* [Problem to work on]: Return all of the lines below exactly as they are.

<<<<

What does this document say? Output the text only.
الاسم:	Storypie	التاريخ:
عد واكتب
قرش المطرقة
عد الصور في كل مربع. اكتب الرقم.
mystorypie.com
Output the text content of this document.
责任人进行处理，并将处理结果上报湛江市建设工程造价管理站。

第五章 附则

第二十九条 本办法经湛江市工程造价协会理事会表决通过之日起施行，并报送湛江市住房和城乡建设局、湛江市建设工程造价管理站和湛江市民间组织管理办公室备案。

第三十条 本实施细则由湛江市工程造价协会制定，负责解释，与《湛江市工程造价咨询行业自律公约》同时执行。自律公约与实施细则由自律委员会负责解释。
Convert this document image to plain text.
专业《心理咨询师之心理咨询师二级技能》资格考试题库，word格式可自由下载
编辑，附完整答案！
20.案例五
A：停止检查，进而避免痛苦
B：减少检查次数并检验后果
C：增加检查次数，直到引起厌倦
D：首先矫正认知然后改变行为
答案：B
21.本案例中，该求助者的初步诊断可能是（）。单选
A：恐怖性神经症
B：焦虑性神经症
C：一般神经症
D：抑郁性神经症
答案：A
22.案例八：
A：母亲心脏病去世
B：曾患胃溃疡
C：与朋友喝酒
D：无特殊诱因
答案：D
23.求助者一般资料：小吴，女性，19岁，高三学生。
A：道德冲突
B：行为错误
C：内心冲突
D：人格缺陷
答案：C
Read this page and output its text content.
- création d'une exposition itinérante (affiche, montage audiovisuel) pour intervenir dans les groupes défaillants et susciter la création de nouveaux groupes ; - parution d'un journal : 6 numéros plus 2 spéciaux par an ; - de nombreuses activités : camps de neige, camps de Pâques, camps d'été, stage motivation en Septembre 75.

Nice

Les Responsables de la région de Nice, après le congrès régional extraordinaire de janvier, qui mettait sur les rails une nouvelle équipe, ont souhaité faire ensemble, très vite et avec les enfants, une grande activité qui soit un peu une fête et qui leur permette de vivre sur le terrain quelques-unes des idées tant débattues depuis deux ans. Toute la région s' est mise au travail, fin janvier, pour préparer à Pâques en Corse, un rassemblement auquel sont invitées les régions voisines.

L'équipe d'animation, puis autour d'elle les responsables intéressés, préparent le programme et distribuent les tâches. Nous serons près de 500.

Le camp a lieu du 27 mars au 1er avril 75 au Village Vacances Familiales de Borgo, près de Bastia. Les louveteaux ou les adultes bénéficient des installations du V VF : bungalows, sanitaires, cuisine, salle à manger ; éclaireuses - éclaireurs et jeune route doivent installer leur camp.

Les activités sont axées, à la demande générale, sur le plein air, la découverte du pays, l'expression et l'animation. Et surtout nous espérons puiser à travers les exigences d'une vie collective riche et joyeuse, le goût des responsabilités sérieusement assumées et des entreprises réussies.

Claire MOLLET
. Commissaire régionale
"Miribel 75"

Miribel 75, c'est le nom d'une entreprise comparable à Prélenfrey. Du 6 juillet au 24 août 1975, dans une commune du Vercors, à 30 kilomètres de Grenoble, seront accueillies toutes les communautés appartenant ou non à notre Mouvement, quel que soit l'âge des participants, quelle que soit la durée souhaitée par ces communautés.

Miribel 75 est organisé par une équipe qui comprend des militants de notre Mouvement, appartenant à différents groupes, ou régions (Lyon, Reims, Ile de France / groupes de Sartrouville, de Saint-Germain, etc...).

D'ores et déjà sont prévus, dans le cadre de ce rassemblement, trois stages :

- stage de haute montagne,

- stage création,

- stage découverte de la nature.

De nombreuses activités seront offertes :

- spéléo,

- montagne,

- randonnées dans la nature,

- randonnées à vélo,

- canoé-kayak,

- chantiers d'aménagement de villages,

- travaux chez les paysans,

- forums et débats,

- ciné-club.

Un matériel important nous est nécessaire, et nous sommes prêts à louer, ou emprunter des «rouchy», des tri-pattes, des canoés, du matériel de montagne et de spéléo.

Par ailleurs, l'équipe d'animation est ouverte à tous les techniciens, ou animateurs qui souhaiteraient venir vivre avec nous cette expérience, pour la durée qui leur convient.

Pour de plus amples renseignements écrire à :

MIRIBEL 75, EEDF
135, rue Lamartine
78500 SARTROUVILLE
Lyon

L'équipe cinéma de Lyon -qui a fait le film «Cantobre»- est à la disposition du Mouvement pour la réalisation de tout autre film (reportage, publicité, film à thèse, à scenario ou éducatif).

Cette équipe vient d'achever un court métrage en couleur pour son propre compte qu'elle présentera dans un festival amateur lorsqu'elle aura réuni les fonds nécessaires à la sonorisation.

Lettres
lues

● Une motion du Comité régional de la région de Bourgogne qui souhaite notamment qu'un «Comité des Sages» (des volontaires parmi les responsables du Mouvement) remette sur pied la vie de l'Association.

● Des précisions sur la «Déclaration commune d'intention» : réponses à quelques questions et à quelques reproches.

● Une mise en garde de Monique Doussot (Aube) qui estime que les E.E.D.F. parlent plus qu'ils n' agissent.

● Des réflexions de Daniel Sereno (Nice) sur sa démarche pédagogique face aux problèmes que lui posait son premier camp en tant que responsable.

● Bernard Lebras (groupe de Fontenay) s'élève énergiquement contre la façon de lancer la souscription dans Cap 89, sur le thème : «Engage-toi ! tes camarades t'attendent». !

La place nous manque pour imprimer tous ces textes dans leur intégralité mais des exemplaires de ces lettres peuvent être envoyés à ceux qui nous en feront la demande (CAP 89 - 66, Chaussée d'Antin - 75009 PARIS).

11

>>>>

* [Answer to this task]:
What does this document say? Output the text only.
الاسم:	Storypie	التاريخ:
عد واكتب
قرش المطرقة
عد الصور في كل مربع. اكتب الرقم.
mystorypie.com
Output the text content of this document.
责任人进行处理，并将处理结果上报湛江市建设工程造价管理站。

第五章 附则

第二十九条 本办法经湛江市工程造价协会理事会表决通过之日起施行，并报送湛江市住房和城乡建设局、湛江市建设工程造价管理站和湛江市民间组织管理办公室备案。

第三十条 本实施细则由湛江市工程造价协会制定，负责解释，与《湛江市工程造价咨询行业自律公约》同时执行。自律公约与实施细则由自律委员会负责解释。
Convert this document image to plain text.
专业《心理咨询师之心理咨询师二级技能》资格考试题库，word格式可自由下载
编辑，附完整答案！
20.案例五
A：停止检查，进而避免痛苦
B：减少检查次数并检验后果
C：增加检查次数，直到引起厌倦
D：首先矫正认知然后改变行为
答案：B
21.本案例中，该求助者的初步诊断可能是（）。单选
A：恐怖性神经症
B：焦虑性神经症
C：一般神经症
D：抑郁性神经症
答案：A
22.案例八：
A：母亲心脏病去世
B：曾患胃溃疡
C：与朋友喝酒
D：无特殊诱因
答案：D
23.求助者一般资料：小吴，女性，19岁，高三学生。
A：道德冲突
B：行为错误
C：内心冲突
D：人格缺陷
答案：C
Read this page and output its text content.
- création d'une exposition itinérante (affiche, montage audiovisuel) pour intervenir dans les groupes défaillants et susciter la création de nouveaux groupes ; - parution d'un journal : 6 numéros plus 2 spéciaux par an ; - de nombreuses activités : camps de neige, camps de Pâques, camps d'été, stage motivation en Septembre 75.

Nice

Les Responsables de la région de Nice, après le congrès régional extraordinaire de janvier, qui mettait sur les rails une nouvelle équipe, ont souhaité faire ensemble, très vite et avec les enfants, une grande activité qui soit un peu une fête et qui leur permette de vivre sur le terrain quelques-unes des idées tant débattues depuis deux ans. Toute la région s' est mise au travail, fin janvier, pour préparer à Pâques en Corse, un rassemblement auquel sont invitées les régions voisines.

L'équipe d'animation, puis autour d'elle les responsables intéressés, préparent le programme et distribuent les tâches. Nous serons près de 500.

Le camp a lieu du 27 mars au 1er avril 75 au Village Vacances Familiales de Borgo, près de Bastia. Les louveteaux ou les adultes bénéficient des installations du V VF : bungalows, sanitaires, cuisine, salle à manger ; éclaireuses - éclaireurs et jeune route doivent installer leur camp.

Les activités sont axées, à la demande générale, sur le plein air, la découverte du pays, l'expression et l'animation. Et surtout nous espérons puiser à travers les exigences d'une vie collective riche et joyeuse, le goût des responsabilités sérieusement assumées et des entreprises réussies.

Claire MOLLET
. Commissaire régionale
"Miribel 75"

Miribel 75, c'est le nom d'une entreprise comparable à Prélenfrey. Du 6 juillet au 24 août 1975, dans une commune du Vercors, à 30 kilomètres de Grenoble, seront accueillies toutes les communautés appartenant ou non à notre Mouvement, quel que soit l'âge des participants, quelle que soit la durée souhaitée par ces communautés.

Miribel 75 est organisé par une équipe qui comprend des militants de notre Mouvement, appartenant à différents groupes, ou régions (Lyon, Reims, Ile de France / groupes de Sartrouville, de Saint-Germain, etc...).

D'ores et déjà sont prévus, dans le cadre de ce rassemblement, trois stages :

- stage de haute montagne,

- stage création,

- stage découverte de la nature.

De nombreuses activités seront offertes :

- spéléo,

- montagne,

- randonnées dans la nature,

- randonnées à vélo,

- canoé-kayak,

- chantiers d'aménagement de villages,

- travaux chez les paysans,

- forums et débats,

- ciné-club.

Un matériel important nous est nécessaire, et nous sommes prêts à louer, ou emprunter des «rouchy», des tri-pattes, des canoés, du matériel de montagne et de spéléo.

Par ailleurs, l'équipe d'animation est ouverte à tous les techniciens, ou animateurs qui souhaiteraient venir vivre avec nous cette expérience, pour la durée qui leur convient.

Pour de plus amples renseignements écrire à :

MIRIBEL 75, EEDF
135, rue Lamartine
78500 SARTROUVILLE
Lyon

L'équipe cinéma de Lyon -qui a fait le film «Cantobre»- est à la disposition du Mouvement pour la réalisation de tout autre film (reportage, publicité, film à thèse, à scenario ou éducatif).

Cette équipe vient d'achever un court métrage en couleur pour son propre compte qu'elle présentera dans un festival amateur lorsqu'elle aura réuni les fonds nécessaires à la sonorisation.

Lettres
lues

● Une motion du Comité régional de la région de Bourgogne qui souhaite notamment qu'un «Comité des Sages» (des volontaires parmi les responsables du Mouvement) remette sur pied la vie de l'Association.

● Des précisions sur la «Déclaration commune d'intention» : réponses à quelques questions et à quelques reproches.

● Une mise en garde de Monique Doussot (Aube) qui estime que les E.E.D.F. parlent plus qu'ils n' agissent.

● Des réflexions de Daniel Sereno (Nice) sur sa démarche pédagogique face aux problèmes que lui posait son premier camp en tant que responsable.

● Bernard Lebras (groupe de Fontenay) s'élève énergiquement contre la façon de lancer la souscription dans Cap 89, sur le thème : «Engage-toi ! tes camarades t'attendent». !

La place nous manque pour imprimer tous ces textes dans leur intégralité mais des exemplaires de ces lettres peuvent être envoyés à ceux qui nous en feront la demande (CAP 89 - 66, Chaussée d'Antin - 75009 PARIS).

11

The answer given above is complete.